PROBLEM REQUIREMENTS » All of the material below is to be restated word for word, apart from the pictures.

DATA SHOWN »
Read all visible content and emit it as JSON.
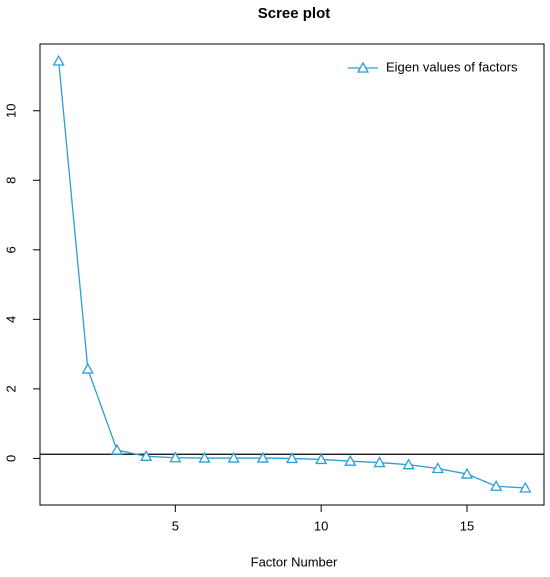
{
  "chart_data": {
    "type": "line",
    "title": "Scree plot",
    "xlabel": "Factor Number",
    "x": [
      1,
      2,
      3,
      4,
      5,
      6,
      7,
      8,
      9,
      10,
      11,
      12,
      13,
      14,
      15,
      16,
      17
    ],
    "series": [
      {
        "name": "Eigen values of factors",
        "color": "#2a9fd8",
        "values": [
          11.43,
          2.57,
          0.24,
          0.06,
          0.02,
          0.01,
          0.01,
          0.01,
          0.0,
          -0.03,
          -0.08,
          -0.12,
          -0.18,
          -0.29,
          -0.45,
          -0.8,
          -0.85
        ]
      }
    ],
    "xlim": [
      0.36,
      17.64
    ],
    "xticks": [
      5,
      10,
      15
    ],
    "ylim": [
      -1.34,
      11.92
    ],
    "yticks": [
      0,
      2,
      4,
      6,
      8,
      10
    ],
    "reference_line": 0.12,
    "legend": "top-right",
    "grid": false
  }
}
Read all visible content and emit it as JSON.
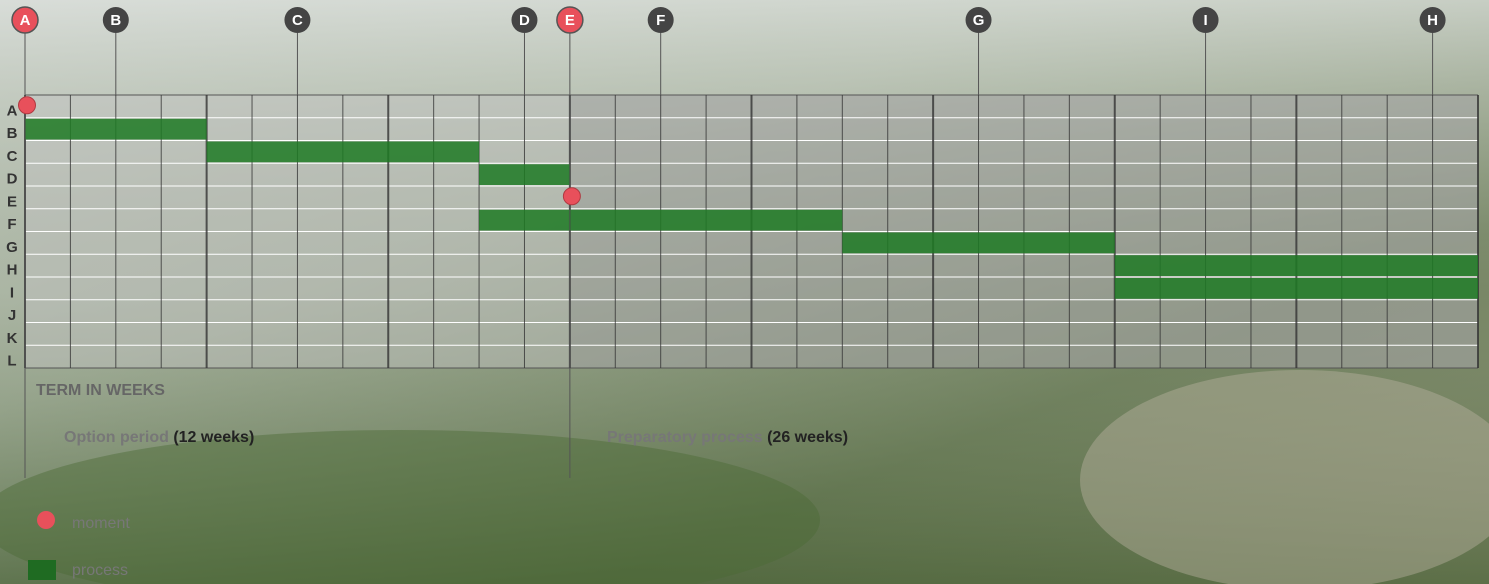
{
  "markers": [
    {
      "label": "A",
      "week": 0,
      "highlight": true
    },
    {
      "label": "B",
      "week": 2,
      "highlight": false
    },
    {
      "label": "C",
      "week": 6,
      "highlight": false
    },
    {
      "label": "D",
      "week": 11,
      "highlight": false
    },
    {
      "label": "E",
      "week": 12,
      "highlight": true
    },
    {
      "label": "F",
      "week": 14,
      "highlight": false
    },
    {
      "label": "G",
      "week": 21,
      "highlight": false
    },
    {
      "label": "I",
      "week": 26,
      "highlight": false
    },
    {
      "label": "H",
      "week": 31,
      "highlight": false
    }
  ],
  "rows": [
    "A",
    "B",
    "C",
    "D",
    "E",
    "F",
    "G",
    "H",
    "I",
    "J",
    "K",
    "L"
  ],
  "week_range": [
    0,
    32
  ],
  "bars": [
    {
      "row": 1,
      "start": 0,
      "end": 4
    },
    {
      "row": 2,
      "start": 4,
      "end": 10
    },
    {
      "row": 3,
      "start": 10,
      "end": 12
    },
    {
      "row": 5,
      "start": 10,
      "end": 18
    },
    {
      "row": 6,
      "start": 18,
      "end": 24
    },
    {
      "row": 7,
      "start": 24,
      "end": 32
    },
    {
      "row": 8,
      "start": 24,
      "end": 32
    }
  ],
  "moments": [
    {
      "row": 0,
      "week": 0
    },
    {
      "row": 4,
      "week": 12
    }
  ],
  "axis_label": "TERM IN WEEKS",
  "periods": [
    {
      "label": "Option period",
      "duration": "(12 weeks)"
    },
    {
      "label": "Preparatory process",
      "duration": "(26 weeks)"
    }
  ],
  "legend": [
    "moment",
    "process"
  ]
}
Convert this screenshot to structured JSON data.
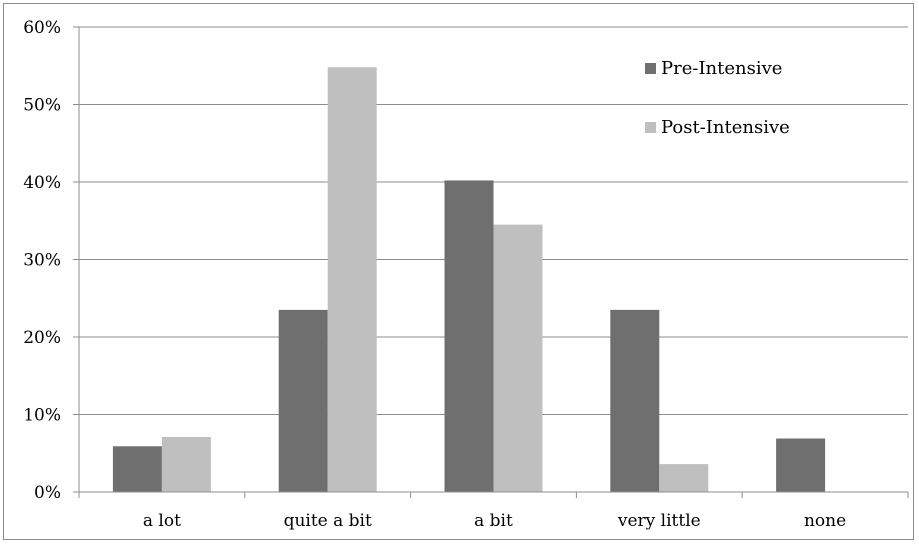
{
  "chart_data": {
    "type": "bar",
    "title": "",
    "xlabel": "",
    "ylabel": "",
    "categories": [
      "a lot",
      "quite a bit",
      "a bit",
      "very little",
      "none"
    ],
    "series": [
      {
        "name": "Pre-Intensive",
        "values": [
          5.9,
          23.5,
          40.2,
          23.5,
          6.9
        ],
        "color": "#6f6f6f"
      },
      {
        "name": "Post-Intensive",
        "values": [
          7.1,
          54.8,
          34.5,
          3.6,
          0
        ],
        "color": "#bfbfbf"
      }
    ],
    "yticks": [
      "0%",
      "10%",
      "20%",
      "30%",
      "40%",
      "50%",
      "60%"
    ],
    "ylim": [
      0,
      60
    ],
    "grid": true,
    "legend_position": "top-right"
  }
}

ANSWER IN FULL »
Read all visible content and emit it as JSON.
{
  "chart_data": {
    "type": "line",
    "title": "Scree plot",
    "xlabel": "Factor Number",
    "x": [
      1,
      2,
      3,
      4,
      5,
      6,
      7,
      8,
      9,
      10,
      11,
      12,
      13,
      14,
      15,
      16,
      17
    ],
    "series": [
      {
        "name": "Eigen values of factors",
        "color": "#2a9fd8",
        "values": [
          11.43,
          2.57,
          0.24,
          0.06,
          0.02,
          0.01,
          0.01,
          0.01,
          0.0,
          -0.03,
          -0.08,
          -0.12,
          -0.18,
          -0.29,
          -0.45,
          -0.8,
          -0.85
        ]
      }
    ],
    "xlim": [
      0.36,
      17.64
    ],
    "xticks": [
      5,
      10,
      15
    ],
    "ylim": [
      -1.34,
      11.92
    ],
    "yticks": [
      0,
      2,
      4,
      6,
      8,
      10
    ],
    "reference_line": 0.12,
    "legend": "top-right",
    "grid": false
  }
}
Read all visible content and emit it as JSON.
{
  "markers": [
    {
      "label": "A",
      "week": 0,
      "highlight": true
    },
    {
      "label": "B",
      "week": 2,
      "highlight": false
    },
    {
      "label": "C",
      "week": 6,
      "highlight": false
    },
    {
      "label": "D",
      "week": 11,
      "highlight": false
    },
    {
      "label": "E",
      "week": 12,
      "highlight": true
    },
    {
      "label": "F",
      "week": 14,
      "highlight": false
    },
    {
      "label": "G",
      "week": 21,
      "highlight": false
    },
    {
      "label": "I",
      "week": 26,
      "highlight": false
    },
    {
      "label": "H",
      "week": 31,
      "highlight": false
    }
  ],
  "rows": [
    "A",
    "B",
    "C",
    "D",
    "E",
    "F",
    "G",
    "H",
    "I",
    "J",
    "K",
    "L"
  ],
  "week_range": [
    0,
    32
  ],
  "bars": [
    {
      "row": 1,
      "start": 0,
      "end": 4
    },
    {
      "row": 2,
      "start": 4,
      "end": 10
    },
    {
      "row": 3,
      "start": 10,
      "end": 12
    },
    {
      "row": 5,
      "start": 10,
      "end": 18
    },
    {
      "row": 6,
      "start": 18,
      "end": 24
    },
    {
      "row": 7,
      "start": 24,
      "end": 32
    },
    {
      "row": 8,
      "start": 24,
      "end": 32
    }
  ],
  "moments": [
    {
      "row": 0,
      "week": 0
    },
    {
      "row": 4,
      "week": 12
    }
  ],
  "axis_label": "TERM IN WEEKS",
  "periods": [
    {
      "label": "Option period",
      "duration": "(12 weeks)"
    },
    {
      "label": "Preparatory process",
      "duration": "(26 weeks)"
    }
  ],
  "legend": [
    "moment",
    "process"
  ]
}
Convert this screenshot to structured JSON data.
{
  "chart_data": {
    "type": "bar",
    "title": "",
    "xlabel": "",
    "ylabel": "",
    "categories": [
      "a lot",
      "quite a bit",
      "a bit",
      "very little",
      "none"
    ],
    "series": [
      {
        "name": "Pre-Intensive",
        "values": [
          5.9,
          23.5,
          40.2,
          23.5,
          6.9
        ],
        "color": "#6f6f6f"
      },
      {
        "name": "Post-Intensive",
        "values": [
          7.1,
          54.8,
          34.5,
          3.6,
          0
        ],
        "color": "#bfbfbf"
      }
    ],
    "yticks": [
      "0%",
      "10%",
      "20%",
      "30%",
      "40%",
      "50%",
      "60%"
    ],
    "ylim": [
      0,
      60
    ],
    "grid": true,
    "legend_position": "top-right"
  }
}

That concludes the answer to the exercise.